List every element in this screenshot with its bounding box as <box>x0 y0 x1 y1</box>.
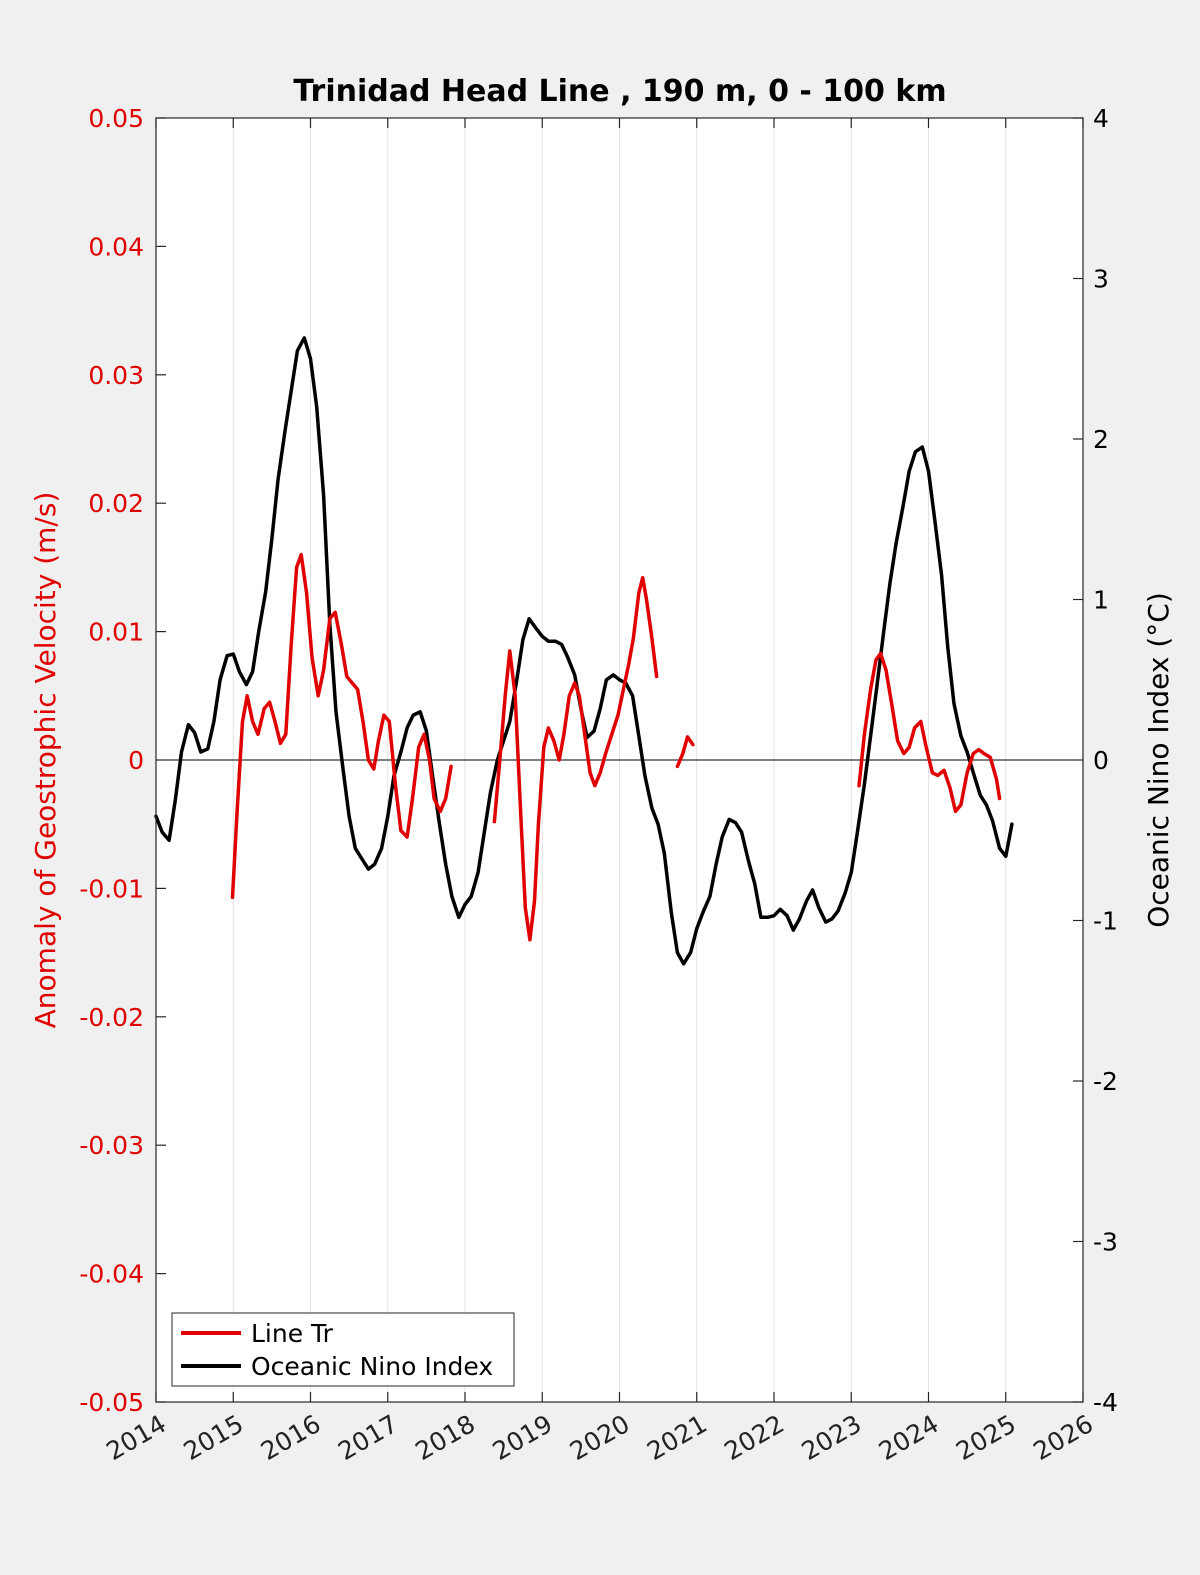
x-tick-label: 2024 <box>874 1409 944 1466</box>
legend-label-oni: Oceanic Nino Index <box>251 1352 493 1381</box>
y-right-tick-label: -2 <box>1093 1067 1118 1096</box>
x-tick-label: 2018 <box>410 1409 480 1466</box>
series-line-tr-segment <box>675 735 695 769</box>
series-line-tr-segment <box>230 552 453 900</box>
series-line-tr-segment <box>857 651 1002 814</box>
y-right-tick-label: 0 <box>1093 746 1109 775</box>
y-right-tick-label: -4 <box>1093 1388 1118 1417</box>
y-right-tick-label: -3 <box>1093 1228 1118 1257</box>
y-left-tick-label: -0.05 <box>79 1388 144 1417</box>
y-left-tick-label: -0.02 <box>79 1003 144 1032</box>
x-tick-label: 2019 <box>488 1409 558 1466</box>
legend: Line Tr Oceanic Nino Index <box>171 1312 515 1387</box>
y-left-tick-label: 0.03 <box>88 361 144 390</box>
x-tick-label: 2025 <box>951 1409 1021 1466</box>
y-left-tick-label: 0.01 <box>88 618 144 647</box>
x-tick-label: 2015 <box>179 1409 249 1466</box>
y-left-tick-label: -0.03 <box>79 1131 144 1160</box>
y-right-tick-label: 1 <box>1093 586 1109 615</box>
y-right-tick-label: 3 <box>1093 265 1109 294</box>
x-tick-label: 2016 <box>256 1409 326 1466</box>
y-right-tick-label: -1 <box>1093 907 1118 936</box>
x-tick-label: 2026 <box>1028 1409 1098 1466</box>
y-left-tick-label: 0.04 <box>88 232 144 261</box>
y-left-tick-label: 0 <box>128 746 144 775</box>
y-left-tick-label: 0.02 <box>88 489 144 518</box>
right-axis-label: Oceanic Nino Index (°C) <box>1142 592 1175 928</box>
y-left-tick-label: 0.05 <box>88 104 144 133</box>
y-left-tick-label: -0.01 <box>79 874 144 903</box>
y-right-tick-label: 2 <box>1093 425 1109 454</box>
left-axis-label: Anomaly of Geostrophic Velocity (m/s) <box>29 492 62 1029</box>
y-left-tick-label: -0.04 <box>79 1260 144 1289</box>
series-layer <box>154 336 1014 966</box>
x-tick-label: 2020 <box>565 1409 635 1466</box>
series-line-tr-segment <box>492 575 659 942</box>
chart-title: Trinidad Head Line , 190 m, 0 - 100 km <box>293 74 946 109</box>
x-tick-label: 2014 <box>101 1409 171 1466</box>
x-tick-label: 2021 <box>642 1409 712 1466</box>
x-tick-label: 2017 <box>333 1409 403 1466</box>
y-right-tick-label: 4 <box>1093 104 1109 133</box>
legend-box <box>171 1312 515 1387</box>
x-tick-label: 2023 <box>797 1409 867 1466</box>
x-tick-label: 2022 <box>719 1409 789 1466</box>
legend-label-line-tr: Line Tr <box>251 1319 334 1348</box>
********
What needs to be done »
Copy the listing above line for line, with every character unchanged, and leave out the picture.

Exercise response »
List every element in this screenshot with its bounding box as <box>x0 y0 x1 y1</box>.
x-tick-label: 2024 <box>874 1409 944 1466</box>
legend-label-oni: Oceanic Nino Index <box>251 1352 493 1381</box>
y-right-tick-label: -2 <box>1093 1067 1118 1096</box>
x-tick-label: 2018 <box>410 1409 480 1466</box>
series-line-tr-segment <box>675 735 695 769</box>
series-line-tr-segment <box>230 552 453 900</box>
series-line-tr-segment <box>857 651 1002 814</box>
y-right-tick-label: 0 <box>1093 746 1109 775</box>
y-right-tick-label: -4 <box>1093 1388 1118 1417</box>
y-right-tick-label: -3 <box>1093 1228 1118 1257</box>
y-left-tick-label: -0.05 <box>79 1388 144 1417</box>
y-left-tick-label: -0.02 <box>79 1003 144 1032</box>
x-tick-label: 2019 <box>488 1409 558 1466</box>
legend: Line Tr Oceanic Nino Index <box>171 1312 515 1387</box>
y-left-tick-label: 0.03 <box>88 361 144 390</box>
x-tick-label: 2025 <box>951 1409 1021 1466</box>
y-left-tick-label: 0.01 <box>88 618 144 647</box>
x-tick-label: 2015 <box>179 1409 249 1466</box>
y-left-tick-label: -0.03 <box>79 1131 144 1160</box>
y-right-tick-label: 1 <box>1093 586 1109 615</box>
y-right-tick-label: 3 <box>1093 265 1109 294</box>
x-tick-label: 2016 <box>256 1409 326 1466</box>
y-right-tick-label: -1 <box>1093 907 1118 936</box>
x-tick-label: 2026 <box>1028 1409 1098 1466</box>
y-left-tick-label: 0.04 <box>88 232 144 261</box>
y-left-tick-label: 0 <box>128 746 144 775</box>
y-left-tick-label: 0.02 <box>88 489 144 518</box>
right-axis-label: Oceanic Nino Index (°C) <box>1142 592 1175 928</box>
y-left-tick-label: 0.05 <box>88 104 144 133</box>
y-left-tick-label: -0.01 <box>79 874 144 903</box>
y-right-tick-label: 2 <box>1093 425 1109 454</box>
left-axis-label: Anomaly of Geostrophic Velocity (m/s) <box>29 492 62 1029</box>
y-left-tick-label: -0.04 <box>79 1260 144 1289</box>
series-layer <box>154 336 1014 966</box>
x-tick-label: 2020 <box>565 1409 635 1466</box>
series-line-tr-segment <box>492 575 659 942</box>
chart-title: Trinidad Head Line , 190 m, 0 - 100 km <box>293 74 946 109</box>
x-tick-label: 2014 <box>101 1409 171 1466</box>
x-tick-label: 2021 <box>642 1409 712 1466</box>
x-tick-label: 2017 <box>333 1409 403 1466</box>
y-right-tick-label: 4 <box>1093 104 1109 133</box>
legend-box <box>171 1312 515 1387</box>
x-tick-label: 2023 <box>797 1409 867 1466</box>
x-tick-label: 2022 <box>719 1409 789 1466</box>
legend-label-line-tr: Line Tr <box>251 1319 334 1348</box>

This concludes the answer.